» **Objective**
Restate the records below word for word, and omit the images they hold.
--- Input data ---
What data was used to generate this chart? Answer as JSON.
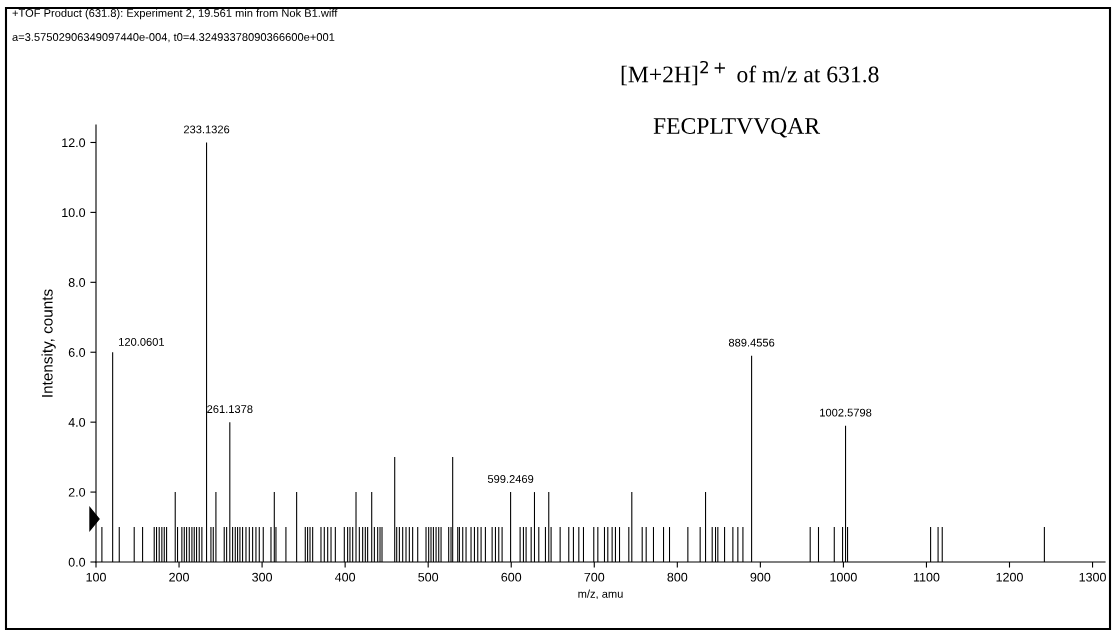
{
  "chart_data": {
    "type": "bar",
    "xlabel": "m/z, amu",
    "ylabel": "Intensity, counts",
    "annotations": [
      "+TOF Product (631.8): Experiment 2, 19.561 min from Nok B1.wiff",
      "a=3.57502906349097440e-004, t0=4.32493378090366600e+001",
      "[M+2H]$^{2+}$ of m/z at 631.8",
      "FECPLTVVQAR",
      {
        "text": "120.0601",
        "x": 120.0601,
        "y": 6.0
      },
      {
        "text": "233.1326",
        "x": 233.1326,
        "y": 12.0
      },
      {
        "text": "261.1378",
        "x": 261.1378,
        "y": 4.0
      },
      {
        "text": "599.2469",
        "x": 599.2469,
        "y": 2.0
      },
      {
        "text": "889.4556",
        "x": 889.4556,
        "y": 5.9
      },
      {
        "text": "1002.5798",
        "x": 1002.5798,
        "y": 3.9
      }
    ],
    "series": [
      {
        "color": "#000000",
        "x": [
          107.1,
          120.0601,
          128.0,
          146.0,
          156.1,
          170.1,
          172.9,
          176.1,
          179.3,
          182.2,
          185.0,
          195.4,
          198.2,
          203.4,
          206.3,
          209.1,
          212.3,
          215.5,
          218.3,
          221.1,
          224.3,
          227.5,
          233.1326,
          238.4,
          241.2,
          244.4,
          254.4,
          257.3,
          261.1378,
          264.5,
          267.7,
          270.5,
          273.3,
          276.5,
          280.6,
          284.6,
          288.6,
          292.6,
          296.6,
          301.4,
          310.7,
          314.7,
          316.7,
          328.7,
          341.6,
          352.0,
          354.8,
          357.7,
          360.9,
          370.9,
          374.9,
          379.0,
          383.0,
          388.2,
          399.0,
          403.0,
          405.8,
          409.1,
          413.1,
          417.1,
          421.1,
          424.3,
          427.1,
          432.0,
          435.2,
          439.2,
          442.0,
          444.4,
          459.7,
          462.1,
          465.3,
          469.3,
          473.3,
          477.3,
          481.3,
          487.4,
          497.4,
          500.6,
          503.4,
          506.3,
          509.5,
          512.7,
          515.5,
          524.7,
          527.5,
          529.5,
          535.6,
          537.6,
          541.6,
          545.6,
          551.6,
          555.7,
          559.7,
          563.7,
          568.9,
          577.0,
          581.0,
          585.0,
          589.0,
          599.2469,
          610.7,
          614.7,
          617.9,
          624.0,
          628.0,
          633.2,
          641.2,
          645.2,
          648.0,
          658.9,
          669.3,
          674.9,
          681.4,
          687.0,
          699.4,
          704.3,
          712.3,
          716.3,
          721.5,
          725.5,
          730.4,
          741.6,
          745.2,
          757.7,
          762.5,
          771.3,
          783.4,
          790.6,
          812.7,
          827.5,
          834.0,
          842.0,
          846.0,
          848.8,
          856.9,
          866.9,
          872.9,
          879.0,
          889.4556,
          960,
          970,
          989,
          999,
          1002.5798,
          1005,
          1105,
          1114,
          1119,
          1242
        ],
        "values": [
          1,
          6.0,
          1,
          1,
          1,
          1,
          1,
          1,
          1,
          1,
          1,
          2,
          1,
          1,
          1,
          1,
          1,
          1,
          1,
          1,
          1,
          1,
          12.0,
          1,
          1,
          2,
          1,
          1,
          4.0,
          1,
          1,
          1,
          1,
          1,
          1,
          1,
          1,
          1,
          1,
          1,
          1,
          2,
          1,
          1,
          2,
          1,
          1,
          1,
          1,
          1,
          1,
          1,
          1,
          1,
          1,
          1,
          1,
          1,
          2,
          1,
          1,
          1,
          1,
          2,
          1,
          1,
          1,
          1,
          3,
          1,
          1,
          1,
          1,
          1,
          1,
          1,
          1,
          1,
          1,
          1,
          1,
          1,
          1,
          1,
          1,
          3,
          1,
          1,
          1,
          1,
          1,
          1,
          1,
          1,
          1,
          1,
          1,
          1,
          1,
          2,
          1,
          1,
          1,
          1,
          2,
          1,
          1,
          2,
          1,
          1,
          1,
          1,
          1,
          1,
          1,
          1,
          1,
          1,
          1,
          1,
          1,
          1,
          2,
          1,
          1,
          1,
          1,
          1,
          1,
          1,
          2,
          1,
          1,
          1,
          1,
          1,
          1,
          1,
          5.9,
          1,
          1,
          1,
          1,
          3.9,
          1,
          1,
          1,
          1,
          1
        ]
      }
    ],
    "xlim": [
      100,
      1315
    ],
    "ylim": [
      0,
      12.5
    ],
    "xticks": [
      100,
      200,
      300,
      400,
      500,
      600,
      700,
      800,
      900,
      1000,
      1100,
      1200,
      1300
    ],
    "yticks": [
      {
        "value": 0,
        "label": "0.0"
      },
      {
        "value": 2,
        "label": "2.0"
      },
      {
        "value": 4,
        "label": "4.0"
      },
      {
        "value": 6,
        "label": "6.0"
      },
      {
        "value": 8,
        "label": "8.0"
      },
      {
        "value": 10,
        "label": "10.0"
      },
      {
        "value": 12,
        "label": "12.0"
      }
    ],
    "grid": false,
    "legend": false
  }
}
---
» **Solved problem**
What data was used to generate this chart? Answer as JSON.
{
  "chart_data": {
    "type": "bar",
    "xlabel": "m/z, amu",
    "ylabel": "Intensity, counts",
    "annotations": [
      "+TOF Product (631.8): Experiment 2, 19.561 min from Nok B1.wiff",
      "a=3.57502906349097440e-004, t0=4.32493378090366600e+001",
      "[M+2H]$^{2+}$ of m/z at 631.8",
      "FECPLTVVQAR",
      {
        "text": "120.0601",
        "x": 120.0601,
        "y": 6.0
      },
      {
        "text": "233.1326",
        "x": 233.1326,
        "y": 12.0
      },
      {
        "text": "261.1378",
        "x": 261.1378,
        "y": 4.0
      },
      {
        "text": "599.2469",
        "x": 599.2469,
        "y": 2.0
      },
      {
        "text": "889.4556",
        "x": 889.4556,
        "y": 5.9
      },
      {
        "text": "1002.5798",
        "x": 1002.5798,
        "y": 3.9
      }
    ],
    "series": [
      {
        "color": "#000000",
        "x": [
          107.1,
          120.0601,
          128.0,
          146.0,
          156.1,
          170.1,
          172.9,
          176.1,
          179.3,
          182.2,
          185.0,
          195.4,
          198.2,
          203.4,
          206.3,
          209.1,
          212.3,
          215.5,
          218.3,
          221.1,
          224.3,
          227.5,
          233.1326,
          238.4,
          241.2,
          244.4,
          254.4,
          257.3,
          261.1378,
          264.5,
          267.7,
          270.5,
          273.3,
          276.5,
          280.6,
          284.6,
          288.6,
          292.6,
          296.6,
          301.4,
          310.7,
          314.7,
          316.7,
          328.7,
          341.6,
          352.0,
          354.8,
          357.7,
          360.9,
          370.9,
          374.9,
          379.0,
          383.0,
          388.2,
          399.0,
          403.0,
          405.8,
          409.1,
          413.1,
          417.1,
          421.1,
          424.3,
          427.1,
          432.0,
          435.2,
          439.2,
          442.0,
          444.4,
          459.7,
          462.1,
          465.3,
          469.3,
          473.3,
          477.3,
          481.3,
          487.4,
          497.4,
          500.6,
          503.4,
          506.3,
          509.5,
          512.7,
          515.5,
          524.7,
          527.5,
          529.5,
          535.6,
          537.6,
          541.6,
          545.6,
          551.6,
          555.7,
          559.7,
          563.7,
          568.9,
          577.0,
          581.0,
          585.0,
          589.0,
          599.2469,
          610.7,
          614.7,
          617.9,
          624.0,
          628.0,
          633.2,
          641.2,
          645.2,
          648.0,
          658.9,
          669.3,
          674.9,
          681.4,
          687.0,
          699.4,
          704.3,
          712.3,
          716.3,
          721.5,
          725.5,
          730.4,
          741.6,
          745.2,
          757.7,
          762.5,
          771.3,
          783.4,
          790.6,
          812.7,
          827.5,
          834.0,
          842.0,
          846.0,
          848.8,
          856.9,
          866.9,
          872.9,
          879.0,
          889.4556,
          960,
          970,
          989,
          999,
          1002.5798,
          1005,
          1105,
          1114,
          1119,
          1242
        ],
        "values": [
          1,
          6.0,
          1,
          1,
          1,
          1,
          1,
          1,
          1,
          1,
          1,
          2,
          1,
          1,
          1,
          1,
          1,
          1,
          1,
          1,
          1,
          1,
          12.0,
          1,
          1,
          2,
          1,
          1,
          4.0,
          1,
          1,
          1,
          1,
          1,
          1,
          1,
          1,
          1,
          1,
          1,
          1,
          2,
          1,
          1,
          2,
          1,
          1,
          1,
          1,
          1,
          1,
          1,
          1,
          1,
          1,
          1,
          1,
          1,
          2,
          1,
          1,
          1,
          1,
          2,
          1,
          1,
          1,
          1,
          3,
          1,
          1,
          1,
          1,
          1,
          1,
          1,
          1,
          1,
          1,
          1,
          1,
          1,
          1,
          1,
          1,
          3,
          1,
          1,
          1,
          1,
          1,
          1,
          1,
          1,
          1,
          1,
          1,
          1,
          1,
          2,
          1,
          1,
          1,
          1,
          2,
          1,
          1,
          2,
          1,
          1,
          1,
          1,
          1,
          1,
          1,
          1,
          1,
          1,
          1,
          1,
          1,
          1,
          2,
          1,
          1,
          1,
          1,
          1,
          1,
          1,
          2,
          1,
          1,
          1,
          1,
          1,
          1,
          1,
          5.9,
          1,
          1,
          1,
          1,
          3.9,
          1,
          1,
          1,
          1,
          1
        ]
      }
    ],
    "xlim": [
      100,
      1315
    ],
    "ylim": [
      0,
      12.5
    ],
    "xticks": [
      100,
      200,
      300,
      400,
      500,
      600,
      700,
      800,
      900,
      1000,
      1100,
      1200,
      1300
    ],
    "yticks": [
      {
        "value": 0,
        "label": "0.0"
      },
      {
        "value": 2,
        "label": "2.0"
      },
      {
        "value": 4,
        "label": "4.0"
      },
      {
        "value": 6,
        "label": "6.0"
      },
      {
        "value": 8,
        "label": "8.0"
      },
      {
        "value": 10,
        "label": "10.0"
      },
      {
        "value": 12,
        "label": "12.0"
      }
    ],
    "grid": false,
    "legend": false
  }
}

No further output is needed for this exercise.